EXERCISE AIM ->
Identify the lines bearing the string "this" and gather them.

══ THE RECORDS ══

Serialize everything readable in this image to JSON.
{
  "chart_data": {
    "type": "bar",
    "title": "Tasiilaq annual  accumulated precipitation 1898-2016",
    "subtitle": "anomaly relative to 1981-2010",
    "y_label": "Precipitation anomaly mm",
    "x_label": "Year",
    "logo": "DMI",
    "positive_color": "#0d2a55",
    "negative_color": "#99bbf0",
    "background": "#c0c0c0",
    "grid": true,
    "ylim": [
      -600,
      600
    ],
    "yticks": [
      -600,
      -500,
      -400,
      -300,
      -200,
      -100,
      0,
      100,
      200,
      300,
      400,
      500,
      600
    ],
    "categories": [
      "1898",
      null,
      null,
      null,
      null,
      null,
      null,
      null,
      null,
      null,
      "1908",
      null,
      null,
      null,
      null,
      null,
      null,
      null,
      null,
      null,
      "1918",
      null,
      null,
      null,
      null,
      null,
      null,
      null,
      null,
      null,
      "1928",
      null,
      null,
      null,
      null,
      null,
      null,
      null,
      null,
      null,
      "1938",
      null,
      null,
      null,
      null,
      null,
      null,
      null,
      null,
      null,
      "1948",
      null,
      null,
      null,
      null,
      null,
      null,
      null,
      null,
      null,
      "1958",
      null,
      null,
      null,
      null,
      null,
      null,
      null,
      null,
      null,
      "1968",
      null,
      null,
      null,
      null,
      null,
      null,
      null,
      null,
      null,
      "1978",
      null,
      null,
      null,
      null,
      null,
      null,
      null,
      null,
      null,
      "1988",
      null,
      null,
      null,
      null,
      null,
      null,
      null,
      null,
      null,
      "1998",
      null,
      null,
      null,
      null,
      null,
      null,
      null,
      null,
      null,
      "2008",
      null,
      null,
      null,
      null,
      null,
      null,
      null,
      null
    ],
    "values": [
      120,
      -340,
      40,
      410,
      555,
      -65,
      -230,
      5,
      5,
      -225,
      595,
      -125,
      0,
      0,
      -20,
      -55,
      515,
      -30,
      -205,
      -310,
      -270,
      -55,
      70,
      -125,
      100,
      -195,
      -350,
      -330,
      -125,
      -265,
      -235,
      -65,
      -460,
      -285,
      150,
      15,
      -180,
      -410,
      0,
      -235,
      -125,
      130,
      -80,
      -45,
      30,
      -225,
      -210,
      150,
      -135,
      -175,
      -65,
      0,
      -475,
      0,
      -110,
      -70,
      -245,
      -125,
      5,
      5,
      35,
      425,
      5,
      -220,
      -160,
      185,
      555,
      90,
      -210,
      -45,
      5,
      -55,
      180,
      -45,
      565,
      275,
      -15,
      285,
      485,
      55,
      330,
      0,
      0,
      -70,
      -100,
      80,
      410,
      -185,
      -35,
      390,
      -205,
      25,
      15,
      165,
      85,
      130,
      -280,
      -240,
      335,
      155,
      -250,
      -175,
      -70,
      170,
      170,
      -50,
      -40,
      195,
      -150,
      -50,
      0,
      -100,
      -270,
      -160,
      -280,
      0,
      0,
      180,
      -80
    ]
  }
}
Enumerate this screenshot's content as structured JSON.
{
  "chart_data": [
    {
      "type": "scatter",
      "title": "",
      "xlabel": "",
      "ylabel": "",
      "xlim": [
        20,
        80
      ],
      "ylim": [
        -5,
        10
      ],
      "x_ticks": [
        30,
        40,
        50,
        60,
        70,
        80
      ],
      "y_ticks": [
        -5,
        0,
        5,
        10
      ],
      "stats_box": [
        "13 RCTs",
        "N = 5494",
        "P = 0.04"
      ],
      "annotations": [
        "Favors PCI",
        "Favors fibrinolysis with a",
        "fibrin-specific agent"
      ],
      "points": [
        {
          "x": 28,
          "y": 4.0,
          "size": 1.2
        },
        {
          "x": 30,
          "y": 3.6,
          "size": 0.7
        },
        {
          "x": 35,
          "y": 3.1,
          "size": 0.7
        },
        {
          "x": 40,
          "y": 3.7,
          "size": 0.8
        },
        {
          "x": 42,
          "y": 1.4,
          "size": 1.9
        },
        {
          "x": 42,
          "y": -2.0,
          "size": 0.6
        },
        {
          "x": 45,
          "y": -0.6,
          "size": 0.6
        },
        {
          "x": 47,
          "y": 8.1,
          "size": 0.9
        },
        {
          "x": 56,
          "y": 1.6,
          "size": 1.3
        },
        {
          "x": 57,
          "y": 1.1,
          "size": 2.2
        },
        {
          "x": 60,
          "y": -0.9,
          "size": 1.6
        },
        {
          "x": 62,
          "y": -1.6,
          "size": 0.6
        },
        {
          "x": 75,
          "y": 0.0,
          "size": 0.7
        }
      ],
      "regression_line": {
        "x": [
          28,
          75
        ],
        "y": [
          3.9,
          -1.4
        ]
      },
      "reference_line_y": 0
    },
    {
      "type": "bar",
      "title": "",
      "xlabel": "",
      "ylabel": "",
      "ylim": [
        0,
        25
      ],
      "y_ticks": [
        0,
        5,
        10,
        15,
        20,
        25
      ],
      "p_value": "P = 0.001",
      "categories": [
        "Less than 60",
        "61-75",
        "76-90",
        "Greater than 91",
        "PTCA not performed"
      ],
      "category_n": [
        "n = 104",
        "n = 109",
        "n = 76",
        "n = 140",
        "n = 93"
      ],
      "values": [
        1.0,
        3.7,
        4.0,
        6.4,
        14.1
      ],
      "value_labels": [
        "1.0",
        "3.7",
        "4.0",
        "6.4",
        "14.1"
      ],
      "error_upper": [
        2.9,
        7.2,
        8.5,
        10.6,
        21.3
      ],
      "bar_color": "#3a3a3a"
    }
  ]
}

═══

WRITTEN RESPONSE ->
Serialize everything readable in this image to JSON.
Enumerate this screenshot's content as structured JSON.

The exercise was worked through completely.